--- Start Data entries ---
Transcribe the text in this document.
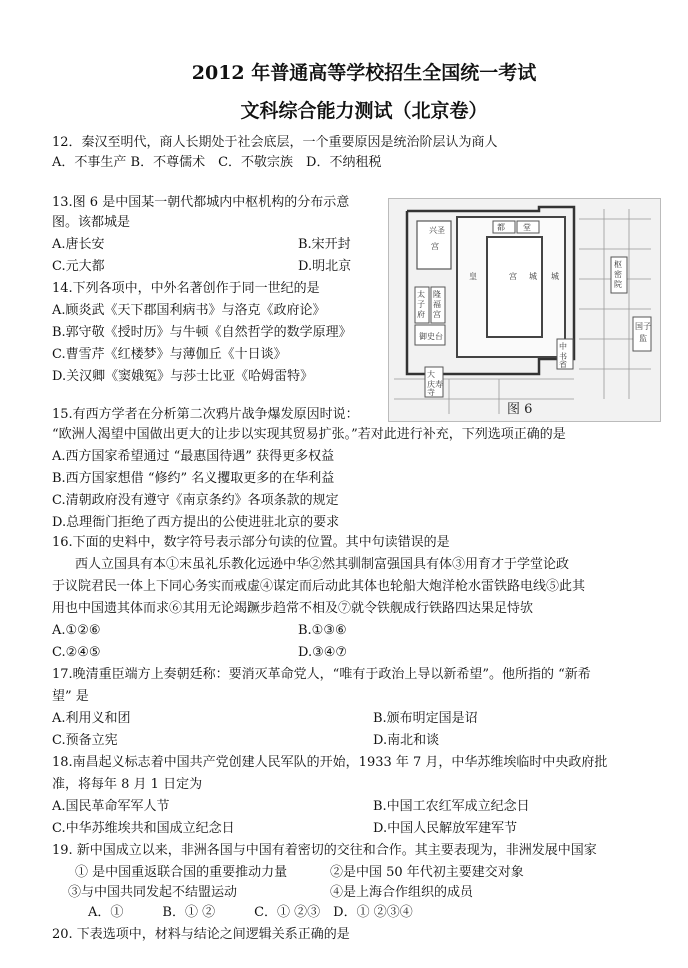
2012 年普通高等学校招生全国统一考试
文科综合能力测试（北京卷）
12．秦汉至明代，商人长期处于社会底层，一个重要原因是统治阶层认为商人
A．不事生产 B．不尊儒术　C．不敬宗族　D．不纳租税
13.图 6 是中国某一朝代都城内中枢机构的分布示意
图。该都城是
A.唐长安	B.宋开封
C.元大都	D.明北京
兴 圣
宫
都 堂
隆
福
宫
太
子
府
御 史 台
大
庆 寿
寺
中
书
省
枢
密
院
宫 城
皇	城
国 子
监
图 6
14.下列各项中，中外名著创作于同一世纪的是
A.顾炎武《天下郡国利病书》与洛克《政府论》
B.郭守敬《授时历》与牛顿《自然哲学的数学原理》
C.曹雪芹《红楼梦》与薄伽丘《十日谈》
D.关汉卿《窦娥冤》与莎士比亚《哈姆雷特》
15.有西方学者在分析第二次鸦片战争爆发原因时说：
“欧洲人渴望中国做出更大的让步以实现其贸易扩张。”若对此进行补充，下列选项正确的是
A.西方国家希望通过 “最惠国待遇” 获得更多权益
B.西方国家想借 “修约” 名义攫取更多的在华利益
C.清朝政府没有遵守《南京条约》各项条款的规定
D.总理衙门拒绝了西方提出的公使进驻北京的要求
16.下面的史料中，数字符号表示部分句读的位置。其中句读错误的是
西人立国具有本①末虽礼乐教化远逊中华②然其驯制富强国具有体③用育才于学堂论政
于议院君民一体上下同心务实而戒虚④谋定而后动此其体也轮船大炮洋枪水雷铁路电线⑤此其
用也中国遗其体而求⑥其用无论竭蹶步趋常不相及⑦就令铁舰成行铁路四达果足恃欤
A.①②⑥	B.①③⑥
C.②④⑤	D.③④⑦
17.晚清重臣端方上奏朝廷称：要消灭革命党人，“唯有于政治上导以新希望”。他所指的 “新希
望” 是
A.利用义和团	B.颁布明定国是诏
C.预备立宪	D.南北和谈
18.南昌起义标志着中国共产党创建人民军队的开始，1933 年 7 月，中华苏维埃临时中央政府批
准，将每年 8 月 1 日定为
A.国民革命军军人节	B.中国工农红军成立纪念日
C.中华苏维埃共和国成立纪念日	D.中国人民解放军建军节
19. 新中国成立以来，非洲各国与中国有着密切的交往和合作。其主要表现为，非洲发展中国家
① 是中国重返联合国的重要推动力量	②是中国 50 年代初主要建交对象
③与中国共同发起不结盟运动	④是上海合作组织的成员
A．①　　　B．① ②　　　C．① ②③　D．① ②③④
20. 下表选项中，材料与结论之间逻辑关系正确的是
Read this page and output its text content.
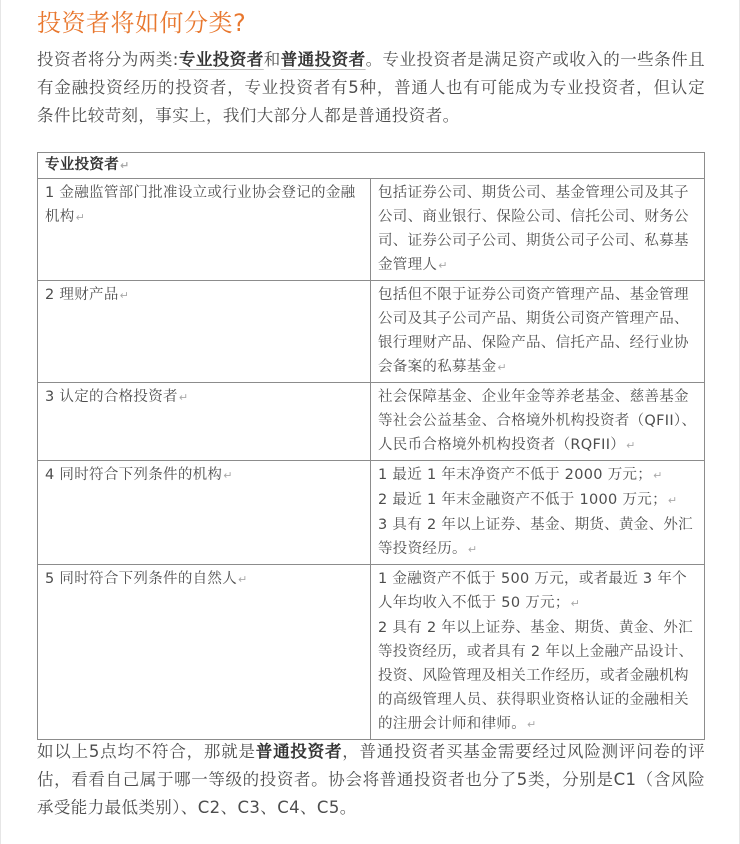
投资者将如何分类?
投资者将分为两类:专业投资者和普通投资者。专业投资者是满足资产或收入的一些条件且有金融投资经历的投资者，专业投资者有5种，普通人也有可能成为专业投资者，但认定条件比较苛刻，事实上，我们大部分人都是普通投资者。
专业投资者↵	
1 金融监管部门批准设立或行业协会登记的金融机构↵	包括证券公司、期货公司、基金管理公司及其子公司、商业银行、保险公司、信托公司、财务公司、证券公司子公司、期货公司子公司、私募基金管理人↵
2 理财产品↵	包括但不限于证券公司资产管理产品、基金管理公司及其子公司产品、期货公司资产管理产品、银行理财产品、保险产品、信托产品、经行业协会备案的私募基金↵
3 认定的合格投资者↵	社会保障基金、企业年金等养老基金、慈善基金等社会公益基金、合格境外机构投资者（QFII）、人民币合格境外机构投资者（RQFII）↵
4 同时符合下列条件的机构↵	1 最近 1 年末净资产不低于 2000 万元；↵
2 最近 1 年末金融资产不低于 1000 万元；↵
3 具有 2 年以上证券、基金、期货、黄金、外汇等投资经历。↵

5 同时符合下列条件的自然人↵	1 金融资产不低于 500 万元，或者最近 3 年个人年均收入不低于 50 万元；↵
2 具有 2 年以上证券、基金、期货、黄金、外汇等投资经历，或者具有 2 年以上金融产品设计、投资、风险管理及相关工作经历，或者金融机构的高级管理人员、获得职业资格认证的金融相关的注册会计师和律师。↵
如以上5点均不符合，那就是普通投资者，普通投资者买基金需要经过风险测评问卷的评估，看看自己属于哪一等级的投资者。协会将普通投资者也分了5类，分别是C1（含风险承受能力最低类别）、C2、C3、C4、C5。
--- End Data entries ---
# What the exercise asks
Repeat the data exactly, excluding the pictures.

# The answer
Transcribe the text in this document.
2012 年普通高等学校招生全国统一考试
文科综合能力测试（北京卷）
12．秦汉至明代，商人长期处于社会底层，一个重要原因是统治阶层认为商人
A．不事生产 B．不尊儒术　C．不敬宗族　D．不纳租税
13.图 6 是中国某一朝代都城内中枢机构的分布示意
图。该都城是
A.唐长安	B.宋开封
C.元大都	D.明北京
兴 圣
宫
都 堂
隆
福
宫
太
子
府
御 史 台
大
庆 寿
寺
中
书
省
枢
密
院
宫 城
皇	城
国 子
监
图 6
14.下列各项中，中外名著创作于同一世纪的是
A.顾炎武《天下郡国利病书》与洛克《政府论》
B.郭守敬《授时历》与牛顿《自然哲学的数学原理》
C.曹雪芹《红楼梦》与薄伽丘《十日谈》
D.关汉卿《窦娥冤》与莎士比亚《哈姆雷特》
15.有西方学者在分析第二次鸦片战争爆发原因时说：
“欧洲人渴望中国做出更大的让步以实现其贸易扩张。”若对此进行补充，下列选项正确的是
A.西方国家希望通过 “最惠国待遇” 获得更多权益
B.西方国家想借 “修约” 名义攫取更多的在华利益
C.清朝政府没有遵守《南京条约》各项条款的规定
D.总理衙门拒绝了西方提出的公使进驻北京的要求
16.下面的史料中，数字符号表示部分句读的位置。其中句读错误的是
西人立国具有本①末虽礼乐教化远逊中华②然其驯制富强国具有体③用育才于学堂论政
于议院君民一体上下同心务实而戒虚④谋定而后动此其体也轮船大炮洋枪水雷铁路电线⑤此其
用也中国遗其体而求⑥其用无论竭蹶步趋常不相及⑦就令铁舰成行铁路四达果足恃欤
A.①②⑥	B.①③⑥
C.②④⑤	D.③④⑦
17.晚清重臣端方上奏朝廷称：要消灭革命党人，“唯有于政治上导以新希望”。他所指的 “新希
望” 是
A.利用义和团	B.颁布明定国是诏
C.预备立宪	D.南北和谈
18.南昌起义标志着中国共产党创建人民军队的开始，1933 年 7 月，中华苏维埃临时中央政府批
准，将每年 8 月 1 日定为
A.国民革命军军人节	B.中国工农红军成立纪念日
C.中华苏维埃共和国成立纪念日	D.中国人民解放军建军节
19. 新中国成立以来，非洲各国与中国有着密切的交往和合作。其主要表现为，非洲发展中国家
① 是中国重返联合国的重要推动力量	②是中国 50 年代初主要建交对象
③与中国共同发起不结盟运动	④是上海合作组织的成员
A．①　　　B．① ②　　　C．① ②③　D．① ②③④
20. 下表选项中，材料与结论之间逻辑关系正确的是
Read this page and output its text content.
投资者将如何分类?
投资者将分为两类:专业投资者和普通投资者。专业投资者是满足资产或收入的一些条件且有金融投资经历的投资者，专业投资者有5种，普通人也有可能成为专业投资者，但认定条件比较苛刻，事实上，我们大部分人都是普通投资者。
专业投资者↵	
1 金融监管部门批准设立或行业协会登记的金融机构↵	包括证券公司、期货公司、基金管理公司及其子公司、商业银行、保险公司、信托公司、财务公司、证券公司子公司、期货公司子公司、私募基金管理人↵
2 理财产品↵	包括但不限于证券公司资产管理产品、基金管理公司及其子公司产品、期货公司资产管理产品、银行理财产品、保险产品、信托产品、经行业协会备案的私募基金↵
3 认定的合格投资者↵	社会保障基金、企业年金等养老基金、慈善基金等社会公益基金、合格境外机构投资者（QFII）、人民币合格境外机构投资者（RQFII）↵
4 同时符合下列条件的机构↵	1 最近 1 年末净资产不低于 2000 万元；↵
2 最近 1 年末金融资产不低于 1000 万元；↵
3 具有 2 年以上证券、基金、期货、黄金、外汇等投资经历。↵

5 同时符合下列条件的自然人↵	1 金融资产不低于 500 万元，或者最近 3 年个人年均收入不低于 50 万元；↵
2 具有 2 年以上证券、基金、期货、黄金、外汇等投资经历，或者具有 2 年以上金融产品设计、投资、风险管理及相关工作经历，或者金融机构的高级管理人员、获得职业资格认证的金融相关的注册会计师和律师。↵
如以上5点均不符合，那就是普通投资者，普通投资者买基金需要经过风险测评问卷的评估，看看自己属于哪一等级的投资者。协会将普通投资者也分了5类，分别是C1（含风险承受能力最低类别）、C2、C3、C4、C5。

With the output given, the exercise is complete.